- **Requirement**
Count every line below that holds "ylabel". The answer is the number alone.

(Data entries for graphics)
------------------------------------------------
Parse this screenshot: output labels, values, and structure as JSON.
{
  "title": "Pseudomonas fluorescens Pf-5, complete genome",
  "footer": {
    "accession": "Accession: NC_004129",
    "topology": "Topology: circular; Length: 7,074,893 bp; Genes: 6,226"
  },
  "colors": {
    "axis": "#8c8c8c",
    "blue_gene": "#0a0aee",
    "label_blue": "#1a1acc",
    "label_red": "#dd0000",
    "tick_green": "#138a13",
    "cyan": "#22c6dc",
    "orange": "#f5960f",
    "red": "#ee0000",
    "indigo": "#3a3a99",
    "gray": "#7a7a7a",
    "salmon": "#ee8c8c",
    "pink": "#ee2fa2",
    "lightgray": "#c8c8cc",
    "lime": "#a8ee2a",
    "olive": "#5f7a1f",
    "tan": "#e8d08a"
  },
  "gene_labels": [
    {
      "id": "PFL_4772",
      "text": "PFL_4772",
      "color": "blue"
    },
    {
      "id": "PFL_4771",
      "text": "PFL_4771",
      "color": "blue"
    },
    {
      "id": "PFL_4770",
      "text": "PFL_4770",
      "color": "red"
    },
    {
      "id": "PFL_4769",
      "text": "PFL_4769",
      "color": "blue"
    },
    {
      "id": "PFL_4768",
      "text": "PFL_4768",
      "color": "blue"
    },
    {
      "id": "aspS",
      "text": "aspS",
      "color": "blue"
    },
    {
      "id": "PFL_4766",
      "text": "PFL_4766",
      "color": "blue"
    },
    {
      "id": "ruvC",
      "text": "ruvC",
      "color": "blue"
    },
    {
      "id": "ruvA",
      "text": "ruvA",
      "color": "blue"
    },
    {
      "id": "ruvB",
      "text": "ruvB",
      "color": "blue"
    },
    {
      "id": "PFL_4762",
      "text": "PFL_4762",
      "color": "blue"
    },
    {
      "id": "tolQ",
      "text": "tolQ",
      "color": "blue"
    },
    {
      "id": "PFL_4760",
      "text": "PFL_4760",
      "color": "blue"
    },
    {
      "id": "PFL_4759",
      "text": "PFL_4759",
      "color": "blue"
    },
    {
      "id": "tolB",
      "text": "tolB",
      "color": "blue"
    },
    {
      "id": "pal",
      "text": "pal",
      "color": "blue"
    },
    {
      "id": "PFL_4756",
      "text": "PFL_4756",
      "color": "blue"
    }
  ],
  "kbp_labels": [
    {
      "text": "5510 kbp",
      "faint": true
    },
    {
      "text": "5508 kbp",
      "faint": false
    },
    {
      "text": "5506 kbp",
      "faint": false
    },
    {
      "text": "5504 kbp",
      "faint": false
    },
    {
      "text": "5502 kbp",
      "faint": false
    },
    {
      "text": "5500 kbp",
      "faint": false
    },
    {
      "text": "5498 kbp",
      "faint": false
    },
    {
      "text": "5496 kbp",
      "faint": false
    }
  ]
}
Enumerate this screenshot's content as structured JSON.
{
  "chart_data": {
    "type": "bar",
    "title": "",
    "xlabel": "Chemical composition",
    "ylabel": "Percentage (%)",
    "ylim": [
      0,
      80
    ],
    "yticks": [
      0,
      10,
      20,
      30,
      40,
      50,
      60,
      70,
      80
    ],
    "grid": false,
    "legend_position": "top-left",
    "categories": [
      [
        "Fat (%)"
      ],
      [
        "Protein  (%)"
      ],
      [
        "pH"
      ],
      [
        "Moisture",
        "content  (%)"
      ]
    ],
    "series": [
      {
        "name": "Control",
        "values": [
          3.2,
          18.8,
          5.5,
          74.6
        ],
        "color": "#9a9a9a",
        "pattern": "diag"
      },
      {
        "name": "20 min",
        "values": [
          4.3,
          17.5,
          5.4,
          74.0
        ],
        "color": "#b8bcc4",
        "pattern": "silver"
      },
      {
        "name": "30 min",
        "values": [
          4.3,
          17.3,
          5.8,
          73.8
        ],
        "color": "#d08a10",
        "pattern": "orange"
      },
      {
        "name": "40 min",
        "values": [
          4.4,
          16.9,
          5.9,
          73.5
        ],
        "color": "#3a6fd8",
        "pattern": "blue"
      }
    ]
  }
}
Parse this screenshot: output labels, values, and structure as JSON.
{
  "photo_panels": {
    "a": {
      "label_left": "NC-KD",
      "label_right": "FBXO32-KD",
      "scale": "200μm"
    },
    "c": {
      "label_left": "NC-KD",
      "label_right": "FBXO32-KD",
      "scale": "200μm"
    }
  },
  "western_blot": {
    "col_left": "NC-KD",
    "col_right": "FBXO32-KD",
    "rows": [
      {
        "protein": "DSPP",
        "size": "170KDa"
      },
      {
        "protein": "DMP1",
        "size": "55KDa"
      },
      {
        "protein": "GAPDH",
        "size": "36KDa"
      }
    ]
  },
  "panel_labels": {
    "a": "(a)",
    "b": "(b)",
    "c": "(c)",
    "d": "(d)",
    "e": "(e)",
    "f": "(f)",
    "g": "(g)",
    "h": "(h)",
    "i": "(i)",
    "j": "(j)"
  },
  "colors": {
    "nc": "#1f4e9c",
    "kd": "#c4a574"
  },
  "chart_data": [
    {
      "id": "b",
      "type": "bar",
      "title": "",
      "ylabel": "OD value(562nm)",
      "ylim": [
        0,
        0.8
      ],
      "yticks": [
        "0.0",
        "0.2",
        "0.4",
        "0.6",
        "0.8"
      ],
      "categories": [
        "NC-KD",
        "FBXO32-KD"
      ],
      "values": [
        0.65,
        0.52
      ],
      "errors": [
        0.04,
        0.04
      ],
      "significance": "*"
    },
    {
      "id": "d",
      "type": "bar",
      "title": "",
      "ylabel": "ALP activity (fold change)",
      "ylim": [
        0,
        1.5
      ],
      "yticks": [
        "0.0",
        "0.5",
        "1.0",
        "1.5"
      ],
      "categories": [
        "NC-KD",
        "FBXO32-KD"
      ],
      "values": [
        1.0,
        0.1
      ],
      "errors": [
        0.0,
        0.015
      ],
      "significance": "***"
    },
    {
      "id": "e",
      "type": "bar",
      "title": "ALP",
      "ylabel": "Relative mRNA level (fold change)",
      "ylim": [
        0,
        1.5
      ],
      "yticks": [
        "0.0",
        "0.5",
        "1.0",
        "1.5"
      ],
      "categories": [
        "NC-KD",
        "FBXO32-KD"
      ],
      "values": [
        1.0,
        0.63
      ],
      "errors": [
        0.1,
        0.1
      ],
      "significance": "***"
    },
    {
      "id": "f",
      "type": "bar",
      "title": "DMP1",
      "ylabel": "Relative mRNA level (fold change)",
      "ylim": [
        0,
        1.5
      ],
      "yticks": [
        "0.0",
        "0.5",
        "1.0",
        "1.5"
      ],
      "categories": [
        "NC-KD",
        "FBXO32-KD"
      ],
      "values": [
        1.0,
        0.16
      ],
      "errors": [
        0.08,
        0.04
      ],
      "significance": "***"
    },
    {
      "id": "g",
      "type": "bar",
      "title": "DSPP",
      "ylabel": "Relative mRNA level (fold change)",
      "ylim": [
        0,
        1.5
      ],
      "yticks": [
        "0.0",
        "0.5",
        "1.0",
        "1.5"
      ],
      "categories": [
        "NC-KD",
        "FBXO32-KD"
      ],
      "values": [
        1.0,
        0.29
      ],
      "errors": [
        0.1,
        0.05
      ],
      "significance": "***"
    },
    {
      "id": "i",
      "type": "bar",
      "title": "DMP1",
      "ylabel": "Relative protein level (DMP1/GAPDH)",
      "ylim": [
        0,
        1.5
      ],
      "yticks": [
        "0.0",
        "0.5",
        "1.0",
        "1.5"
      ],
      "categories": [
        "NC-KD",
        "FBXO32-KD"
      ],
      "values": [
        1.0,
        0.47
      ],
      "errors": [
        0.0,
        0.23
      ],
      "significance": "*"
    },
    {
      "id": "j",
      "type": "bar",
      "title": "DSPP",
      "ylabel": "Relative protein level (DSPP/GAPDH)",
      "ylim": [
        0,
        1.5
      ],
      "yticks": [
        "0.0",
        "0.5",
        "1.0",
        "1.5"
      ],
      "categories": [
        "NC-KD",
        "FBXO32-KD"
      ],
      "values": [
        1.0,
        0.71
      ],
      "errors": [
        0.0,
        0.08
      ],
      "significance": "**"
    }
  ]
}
------------------------------------------------
- **Completed task**
8